The records are to be restated in their entirety, word for word.

▼

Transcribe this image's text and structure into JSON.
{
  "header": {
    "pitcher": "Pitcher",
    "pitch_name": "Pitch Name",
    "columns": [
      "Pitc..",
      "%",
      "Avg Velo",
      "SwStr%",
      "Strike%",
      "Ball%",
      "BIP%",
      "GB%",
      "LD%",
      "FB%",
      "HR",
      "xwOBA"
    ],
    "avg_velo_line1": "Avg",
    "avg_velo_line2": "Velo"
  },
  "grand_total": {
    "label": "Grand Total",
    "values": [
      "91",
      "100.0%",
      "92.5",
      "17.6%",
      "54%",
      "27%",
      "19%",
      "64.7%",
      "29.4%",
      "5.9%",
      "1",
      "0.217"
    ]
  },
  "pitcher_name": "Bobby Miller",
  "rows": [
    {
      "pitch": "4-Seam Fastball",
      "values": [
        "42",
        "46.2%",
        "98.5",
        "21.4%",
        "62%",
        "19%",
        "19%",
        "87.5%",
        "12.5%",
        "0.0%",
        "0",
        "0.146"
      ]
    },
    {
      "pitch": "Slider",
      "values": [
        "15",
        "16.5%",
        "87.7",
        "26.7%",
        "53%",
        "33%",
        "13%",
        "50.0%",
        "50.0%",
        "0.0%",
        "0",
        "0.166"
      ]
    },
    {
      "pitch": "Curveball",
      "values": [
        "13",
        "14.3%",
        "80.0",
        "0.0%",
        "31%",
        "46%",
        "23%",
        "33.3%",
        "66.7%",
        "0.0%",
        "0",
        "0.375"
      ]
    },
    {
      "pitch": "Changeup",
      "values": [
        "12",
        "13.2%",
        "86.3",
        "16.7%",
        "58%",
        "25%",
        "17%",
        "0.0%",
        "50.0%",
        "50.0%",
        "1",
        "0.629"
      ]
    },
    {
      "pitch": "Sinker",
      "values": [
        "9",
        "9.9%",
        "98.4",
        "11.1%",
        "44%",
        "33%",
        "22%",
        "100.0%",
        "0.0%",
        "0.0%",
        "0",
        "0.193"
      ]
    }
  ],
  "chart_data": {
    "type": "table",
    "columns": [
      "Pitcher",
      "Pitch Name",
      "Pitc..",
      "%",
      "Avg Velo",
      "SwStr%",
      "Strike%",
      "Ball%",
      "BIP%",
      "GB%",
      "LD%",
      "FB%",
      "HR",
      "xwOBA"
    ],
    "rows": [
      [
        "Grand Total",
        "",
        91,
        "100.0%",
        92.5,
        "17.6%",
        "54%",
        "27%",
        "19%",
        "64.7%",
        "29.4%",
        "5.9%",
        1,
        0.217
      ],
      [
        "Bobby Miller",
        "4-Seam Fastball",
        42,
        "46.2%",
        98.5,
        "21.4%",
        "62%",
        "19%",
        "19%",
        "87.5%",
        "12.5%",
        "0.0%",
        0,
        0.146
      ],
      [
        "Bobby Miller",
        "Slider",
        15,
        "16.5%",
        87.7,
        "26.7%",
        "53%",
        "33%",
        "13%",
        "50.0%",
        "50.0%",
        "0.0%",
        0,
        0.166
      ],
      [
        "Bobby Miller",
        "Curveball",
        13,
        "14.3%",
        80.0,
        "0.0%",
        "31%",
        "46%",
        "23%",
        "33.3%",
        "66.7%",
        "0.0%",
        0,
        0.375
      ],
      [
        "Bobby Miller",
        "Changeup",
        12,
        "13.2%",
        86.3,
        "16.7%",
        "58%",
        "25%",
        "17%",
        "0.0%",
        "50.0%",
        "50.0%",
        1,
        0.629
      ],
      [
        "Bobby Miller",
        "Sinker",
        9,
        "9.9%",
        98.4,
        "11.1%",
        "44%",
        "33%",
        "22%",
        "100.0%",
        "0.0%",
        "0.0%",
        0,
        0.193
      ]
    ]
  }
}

▲

ANSWER TO THIS EXERCISE:
Transcribe this image's text and structure into JSON.
{
  "header": {
    "pitcher": "Pitcher",
    "pitch_name": "Pitch Name",
    "columns": [
      "Pitc..",
      "%",
      "Avg Velo",
      "SwStr%",
      "Strike%",
      "Ball%",
      "BIP%",
      "GB%",
      "LD%",
      "FB%",
      "HR",
      "xwOBA"
    ],
    "avg_velo_line1": "Avg",
    "avg_velo_line2": "Velo"
  },
  "grand_total": {
    "label": "Grand Total",
    "values": [
      "91",
      "100.0%",
      "92.5",
      "17.6%",
      "54%",
      "27%",
      "19%",
      "64.7%",
      "29.4%",
      "5.9%",
      "1",
      "0.217"
    ]
  },
  "pitcher_name": "Bobby Miller",
  "rows": [
    {
      "pitch": "4-Seam Fastball",
      "values": [
        "42",
        "46.2%",
        "98.5",
        "21.4%",
        "62%",
        "19%",
        "19%",
        "87.5%",
        "12.5%",
        "0.0%",
        "0",
        "0.146"
      ]
    },
    {
      "pitch": "Slider",
      "values": [
        "15",
        "16.5%",
        "87.7",
        "26.7%",
        "53%",
        "33%",
        "13%",
        "50.0%",
        "50.0%",
        "0.0%",
        "0",
        "0.166"
      ]
    },
    {
      "pitch": "Curveball",
      "values": [
        "13",
        "14.3%",
        "80.0",
        "0.0%",
        "31%",
        "46%",
        "23%",
        "33.3%",
        "66.7%",
        "0.0%",
        "0",
        "0.375"
      ]
    },
    {
      "pitch": "Changeup",
      "values": [
        "12",
        "13.2%",
        "86.3",
        "16.7%",
        "58%",
        "25%",
        "17%",
        "0.0%",
        "50.0%",
        "50.0%",
        "1",
        "0.629"
      ]
    },
    {
      "pitch": "Sinker",
      "values": [
        "9",
        "9.9%",
        "98.4",
        "11.1%",
        "44%",
        "33%",
        "22%",
        "100.0%",
        "0.0%",
        "0.0%",
        "0",
        "0.193"
      ]
    }
  ],
  "chart_data": {
    "type": "table",
    "columns": [
      "Pitcher",
      "Pitch Name",
      "Pitc..",
      "%",
      "Avg Velo",
      "SwStr%",
      "Strike%",
      "Ball%",
      "BIP%",
      "GB%",
      "LD%",
      "FB%",
      "HR",
      "xwOBA"
    ],
    "rows": [
      [
        "Grand Total",
        "",
        91,
        "100.0%",
        92.5,
        "17.6%",
        "54%",
        "27%",
        "19%",
        "64.7%",
        "29.4%",
        "5.9%",
        1,
        0.217
      ],
      [
        "Bobby Miller",
        "4-Seam Fastball",
        42,
        "46.2%",
        98.5,
        "21.4%",
        "62%",
        "19%",
        "19%",
        "87.5%",
        "12.5%",
        "0.0%",
        0,
        0.146
      ],
      [
        "Bobby Miller",
        "Slider",
        15,
        "16.5%",
        87.7,
        "26.7%",
        "53%",
        "33%",
        "13%",
        "50.0%",
        "50.0%",
        "0.0%",
        0,
        0.166
      ],
      [
        "Bobby Miller",
        "Curveball",
        13,
        "14.3%",
        80.0,
        "0.0%",
        "31%",
        "46%",
        "23%",
        "33.3%",
        "66.7%",
        "0.0%",
        0,
        0.375
      ],
      [
        "Bobby Miller",
        "Changeup",
        12,
        "13.2%",
        86.3,
        "16.7%",
        "58%",
        "25%",
        "17%",
        "0.0%",
        "50.0%",
        "50.0%",
        1,
        0.629
      ],
      [
        "Bobby Miller",
        "Sinker",
        9,
        "9.9%",
        98.4,
        "11.1%",
        "44%",
        "33%",
        "22%",
        "100.0%",
        "0.0%",
        "0.0%",
        0,
        0.193
      ]
    ]
  }
}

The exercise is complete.